▶ [Collected data entries]
○ ○ ○ ○ ○

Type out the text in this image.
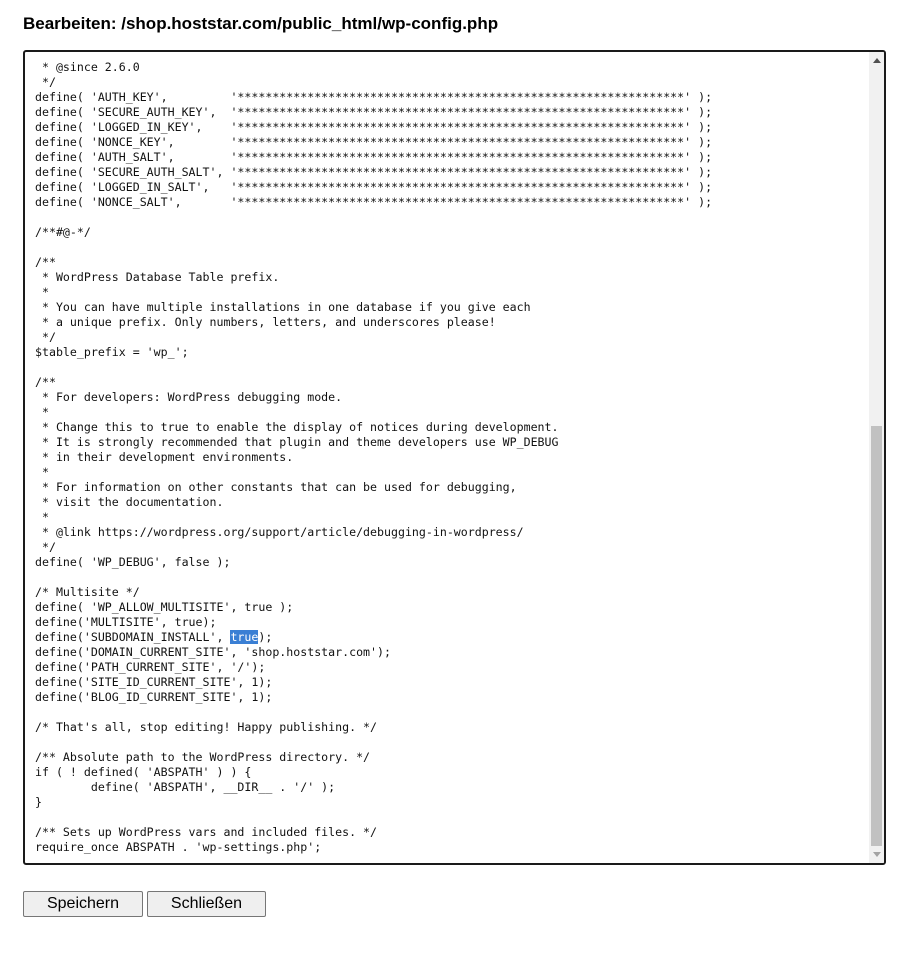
Bearbeiten: /shop.hoststar.com/public_html/wp-config.php
* @since 2.6.0
*/
define( 'AUTH_KEY',         '****************************************************************' );
define( 'SECURE_AUTH_KEY',  '****************************************************************' );
define( 'LOGGED_IN_KEY',    '****************************************************************' );
define( 'NONCE_KEY',        '****************************************************************' );
define( 'AUTH_SALT',        '****************************************************************' );
define( 'SECURE_AUTH_SALT', '****************************************************************' );
define( 'LOGGED_IN_SALT',   '****************************************************************' );
define( 'NONCE_SALT',       '****************************************************************' );
/**#@-*/
/**
* WordPress Database Table prefix.
*
* You can have multiple installations in one database if you give each
* a unique prefix. Only numbers, letters, and underscores please!
*/
$table_prefix = 'wp_';
/**
* For developers: WordPress debugging mode.
*
* Change this to true to enable the display of notices during development.
* It is strongly recommended that plugin and theme developers use WP_DEBUG
* in their development environments.
*
* For information on other constants that can be used for debugging,
* visit the documentation.
*
* @link https://wordpress.org/support/article/debugging-in-wordpress/
*/
define( 'WP_DEBUG', false );
/* Multisite */
define( 'WP_ALLOW_MULTISITE', true );
define('MULTISITE', true);
define('SUBDOMAIN_INSTALL', true);
define('DOMAIN_CURRENT_SITE', 'shop.hoststar.com');
define('PATH_CURRENT_SITE', '/');
define('SITE_ID_CURRENT_SITE', 1);
define('BLOG_ID_CURRENT_SITE', 1);
/* That's all, stop editing! Happy publishing. */
/** Absolute path to the WordPress directory. */
if ( ! defined( 'ABSPATH' ) ) {
define( 'ABSPATH', __DIR__ . '/' );
}
/** Sets up WordPress vars and included files. */
require_once ABSPATH . 'wp-settings.php';
Speichern	Schließen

○ ○ ○ ○ ○

▶ [OBJECTIVE]
Above are records with pictures; repeat the records exactly and leave the pictures out.

▶ [RESULT]
Type out the text in this image.
Bearbeiten: /shop.hoststar.com/public_html/wp-config.php
* @since 2.6.0
*/
define( 'AUTH_KEY',         '****************************************************************' );
define( 'SECURE_AUTH_KEY',  '****************************************************************' );
define( 'LOGGED_IN_KEY',    '****************************************************************' );
define( 'NONCE_KEY',        '****************************************************************' );
define( 'AUTH_SALT',        '****************************************************************' );
define( 'SECURE_AUTH_SALT', '****************************************************************' );
define( 'LOGGED_IN_SALT',   '****************************************************************' );
define( 'NONCE_SALT',       '****************************************************************' );
/**#@-*/
/**
* WordPress Database Table prefix.
*
* You can have multiple installations in one database if you give each
* a unique prefix. Only numbers, letters, and underscores please!
*/
$table_prefix = 'wp_';
/**
* For developers: WordPress debugging mode.
*
* Change this to true to enable the display of notices during development.
* It is strongly recommended that plugin and theme developers use WP_DEBUG
* in their development environments.
*
* For information on other constants that can be used for debugging,
* visit the documentation.
*
* @link https://wordpress.org/support/article/debugging-in-wordpress/
*/
define( 'WP_DEBUG', false );
/* Multisite */
define( 'WP_ALLOW_MULTISITE', true );
define('MULTISITE', true);
define('SUBDOMAIN_INSTALL', true);
define('DOMAIN_CURRENT_SITE', 'shop.hoststar.com');
define('PATH_CURRENT_SITE', '/');
define('SITE_ID_CURRENT_SITE', 1);
define('BLOG_ID_CURRENT_SITE', 1);
/* That's all, stop editing! Happy publishing. */
/** Absolute path to the WordPress directory. */
if ( ! defined( 'ABSPATH' ) ) {
define( 'ABSPATH', __DIR__ . '/' );
}
/** Sets up WordPress vars and included files. */
require_once ABSPATH . 'wp-settings.php';
Speichern	Schließen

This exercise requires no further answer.